Could you write out every entry exactly as it stands?
** begin Data for processing **
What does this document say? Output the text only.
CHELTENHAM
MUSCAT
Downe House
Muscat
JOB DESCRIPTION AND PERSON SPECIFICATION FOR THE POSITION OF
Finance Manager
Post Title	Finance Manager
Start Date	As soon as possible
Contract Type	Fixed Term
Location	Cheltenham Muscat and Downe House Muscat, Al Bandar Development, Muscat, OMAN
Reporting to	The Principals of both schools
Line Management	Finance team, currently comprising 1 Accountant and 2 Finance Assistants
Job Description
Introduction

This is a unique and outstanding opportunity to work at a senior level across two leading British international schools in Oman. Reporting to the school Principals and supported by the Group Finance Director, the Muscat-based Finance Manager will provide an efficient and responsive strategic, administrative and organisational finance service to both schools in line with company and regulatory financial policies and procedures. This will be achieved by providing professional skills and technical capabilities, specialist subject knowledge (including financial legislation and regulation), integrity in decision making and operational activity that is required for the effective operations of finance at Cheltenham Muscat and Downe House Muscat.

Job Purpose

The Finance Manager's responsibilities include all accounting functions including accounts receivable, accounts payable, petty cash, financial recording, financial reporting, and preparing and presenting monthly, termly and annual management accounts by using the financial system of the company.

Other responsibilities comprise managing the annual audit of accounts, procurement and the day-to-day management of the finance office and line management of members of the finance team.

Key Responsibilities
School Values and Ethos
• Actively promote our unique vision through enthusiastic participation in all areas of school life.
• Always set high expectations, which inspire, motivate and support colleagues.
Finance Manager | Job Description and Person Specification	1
** end Data for processing **
» Right answer
What does this document say? Output the text only.
CHELTENHAM
MUSCAT
Downe House
Muscat
JOB DESCRIPTION AND PERSON SPECIFICATION FOR THE POSITION OF
Finance Manager
Post Title	Finance Manager
Start Date	As soon as possible
Contract Type	Fixed Term
Location	Cheltenham Muscat and Downe House Muscat, Al Bandar Development, Muscat, OMAN
Reporting to	The Principals of both schools
Line Management	Finance team, currently comprising 1 Accountant and 2 Finance Assistants
Job Description
Introduction

This is a unique and outstanding opportunity to work at a senior level across two leading British international schools in Oman. Reporting to the school Principals and supported by the Group Finance Director, the Muscat-based Finance Manager will provide an efficient and responsive strategic, administrative and organisational finance service to both schools in line with company and regulatory financial policies and procedures. This will be achieved by providing professional skills and technical capabilities, specialist subject knowledge (including financial legislation and regulation), integrity in decision making and operational activity that is required for the effective operations of finance at Cheltenham Muscat and Downe House Muscat.

Job Purpose

The Finance Manager's responsibilities include all accounting functions including accounts receivable, accounts payable, petty cash, financial recording, financial reporting, and preparing and presenting monthly, termly and annual management accounts by using the financial system of the company.

Other responsibilities comprise managing the annual audit of accounts, procurement and the day-to-day management of the finance office and line management of members of the finance team.

Key Responsibilities
School Values and Ethos
• Actively promote our unique vision through enthusiastic participation in all areas of school life.
• Always set high expectations, which inspire, motivate and support colleagues.
Finance Manager | Job Description and Person Specification	1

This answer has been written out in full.